--- Aim ---
Output the data word for word, dropping every image.

--- Input for this task ---
»»

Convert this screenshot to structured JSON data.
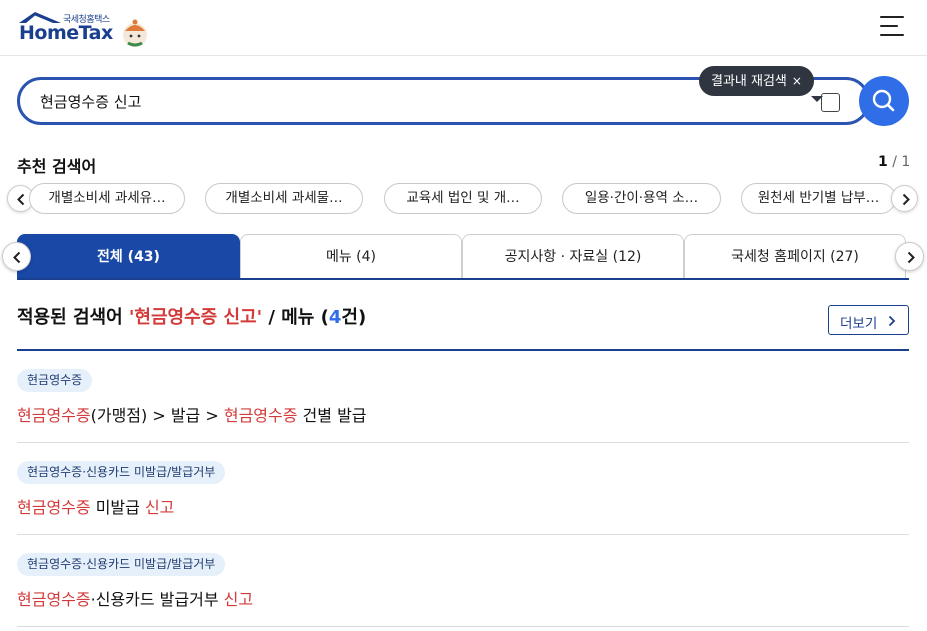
{
  "header": {
    "logo_sub": "국세청홈택스",
    "logo_text": "HomeTax"
  },
  "search": {
    "query": "현금영수증 신고",
    "recheck_tooltip": "결과내 재검색",
    "recheck_close": "×"
  },
  "recommended": {
    "title": "추천 검색어",
    "page_current": "1",
    "page_total": "/ 1",
    "chips": [
      "개별소비세 과세유…",
      "개별소비세 과세물…",
      "교육세 법인 및 개…",
      "일용·간이·용역 소…",
      "원천세 반기별 납부…"
    ]
  },
  "tabs": [
    {
      "label": "전체 (43)",
      "active": true
    },
    {
      "label": "메뉴 (4)",
      "active": false
    },
    {
      "label": "공지사항 · 자료실 (12)",
      "active": false
    },
    {
      "label": "국세청 홈페이지 (27)",
      "active": false
    }
  ],
  "result": {
    "prefix": "적용된 검색어 ",
    "query": "'현금영수증 신고'",
    "middle": " / 메뉴 (",
    "count": "4",
    "suffix": "건)",
    "more_label": "더보기"
  },
  "items": [
    {
      "tag": "현금영수증",
      "parts": [
        {
          "text": "현금영수증",
          "hl": true
        },
        {
          "text": "(가맹점) > 발급 > ",
          "hl": false
        },
        {
          "text": "현금영수증",
          "hl": true
        },
        {
          "text": " 건별 발급",
          "hl": false
        }
      ]
    },
    {
      "tag": "현금영수증·신용카드 미발급/발급거부",
      "parts": [
        {
          "text": "현금영수증",
          "hl": true
        },
        {
          "text": " 미발급 ",
          "hl": false
        },
        {
          "text": "신고",
          "hl": true
        }
      ]
    },
    {
      "tag": "현금영수증·신용카드 미발급/발급거부",
      "parts": [
        {
          "text": "현금영수증",
          "hl": true
        },
        {
          "text": "·신용카드 발급거부 ",
          "hl": false
        },
        {
          "text": "신고",
          "hl": true
        }
      ]
    }
  ],
  "colors": {
    "brand": "#1a3f8f",
    "accent": "#2f6ee6",
    "highlight": "#d33b3b"
  }
}
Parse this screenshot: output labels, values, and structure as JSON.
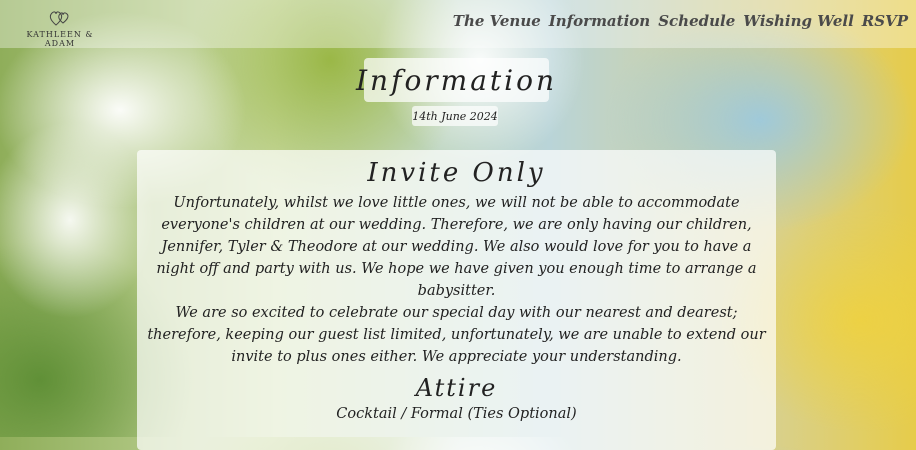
{
  "logo": {
    "text": "KATHLEEN & ADAM",
    "icon": "hearts-icon"
  },
  "nav": {
    "items": [
      {
        "label": "The Venue"
      },
      {
        "label": "Information"
      },
      {
        "label": "Schedule"
      },
      {
        "label": "Wishing Well"
      },
      {
        "label": "RSVP"
      }
    ]
  },
  "header": {
    "title": "Information",
    "date": "14th June 2024"
  },
  "invite": {
    "heading": "Invite Only",
    "paragraph1": "Unfortunately, whilst we love little ones, we will not be able to accommodate everyone's children at our wedding. Therefore, we are only having our children, Jennifer, Tyler & Theodore at our wedding. We also would love for you to have a night off and party with us. We hope we have given you enough time to arrange a babysitter.",
    "paragraph2": "We are so excited to celebrate our special day with our nearest and dearest; therefore, keeping our guest list limited, unfortunately, we are unable to extend our invite to plus ones either. We appreciate your understanding."
  },
  "attire": {
    "heading": "Attire",
    "text": "Cocktail / Formal (Ties Optional)"
  }
}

««

--- Answer to the problem ---
Convert this screenshot to structured JSON data.
{
  "header": {
    "logo_sub": "국세청홈택스",
    "logo_text": "HomeTax"
  },
  "search": {
    "query": "현금영수증 신고",
    "recheck_tooltip": "결과내 재검색",
    "recheck_close": "×"
  },
  "recommended": {
    "title": "추천 검색어",
    "page_current": "1",
    "page_total": "/ 1",
    "chips": [
      "개별소비세 과세유…",
      "개별소비세 과세물…",
      "교육세 법인 및 개…",
      "일용·간이·용역 소…",
      "원천세 반기별 납부…"
    ]
  },
  "tabs": [
    {
      "label": "전체 (43)",
      "active": true
    },
    {
      "label": "메뉴 (4)",
      "active": false
    },
    {
      "label": "공지사항 · 자료실 (12)",
      "active": false
    },
    {
      "label": "국세청 홈페이지 (27)",
      "active": false
    }
  ],
  "result": {
    "prefix": "적용된 검색어 ",
    "query": "'현금영수증 신고'",
    "middle": " / 메뉴 (",
    "count": "4",
    "suffix": "건)",
    "more_label": "더보기"
  },
  "items": [
    {
      "tag": "현금영수증",
      "parts": [
        {
          "text": "현금영수증",
          "hl": true
        },
        {
          "text": "(가맹점) > 발급 > ",
          "hl": false
        },
        {
          "text": "현금영수증",
          "hl": true
        },
        {
          "text": " 건별 발급",
          "hl": false
        }
      ]
    },
    {
      "tag": "현금영수증·신용카드 미발급/발급거부",
      "parts": [
        {
          "text": "현금영수증",
          "hl": true
        },
        {
          "text": " 미발급 ",
          "hl": false
        },
        {
          "text": "신고",
          "hl": true
        }
      ]
    },
    {
      "tag": "현금영수증·신용카드 미발급/발급거부",
      "parts": [
        {
          "text": "현금영수증",
          "hl": true
        },
        {
          "text": "·신용카드 발급거부 ",
          "hl": false
        },
        {
          "text": "신고",
          "hl": true
        }
      ]
    }
  ],
  "colors": {
    "brand": "#1a3f8f",
    "accent": "#2f6ee6",
    "highlight": "#d33b3b"
  }
}
Parse this screenshot: output labels, values, and structure as JSON.
{
  "logo": {
    "text": "KATHLEEN & ADAM",
    "icon": "hearts-icon"
  },
  "nav": {
    "items": [
      {
        "label": "The Venue"
      },
      {
        "label": "Information"
      },
      {
        "label": "Schedule"
      },
      {
        "label": "Wishing Well"
      },
      {
        "label": "RSVP"
      }
    ]
  },
  "header": {
    "title": "Information",
    "date": "14th June 2024"
  },
  "invite": {
    "heading": "Invite Only",
    "paragraph1": "Unfortunately, whilst we love little ones, we will not be able to accommodate everyone's children at our wedding. Therefore, we are only having our children, Jennifer, Tyler & Theodore at our wedding. We also would love for you to have a night off and party with us. We hope we have given you enough time to arrange a babysitter.",
    "paragraph2": "We are so excited to celebrate our special day with our nearest and dearest; therefore, keeping our guest list limited, unfortunately, we are unable to extend our invite to plus ones either. We appreciate your understanding."
  },
  "attire": {
    "heading": "Attire",
    "text": "Cocktail / Formal (Ties Optional)"
  }
}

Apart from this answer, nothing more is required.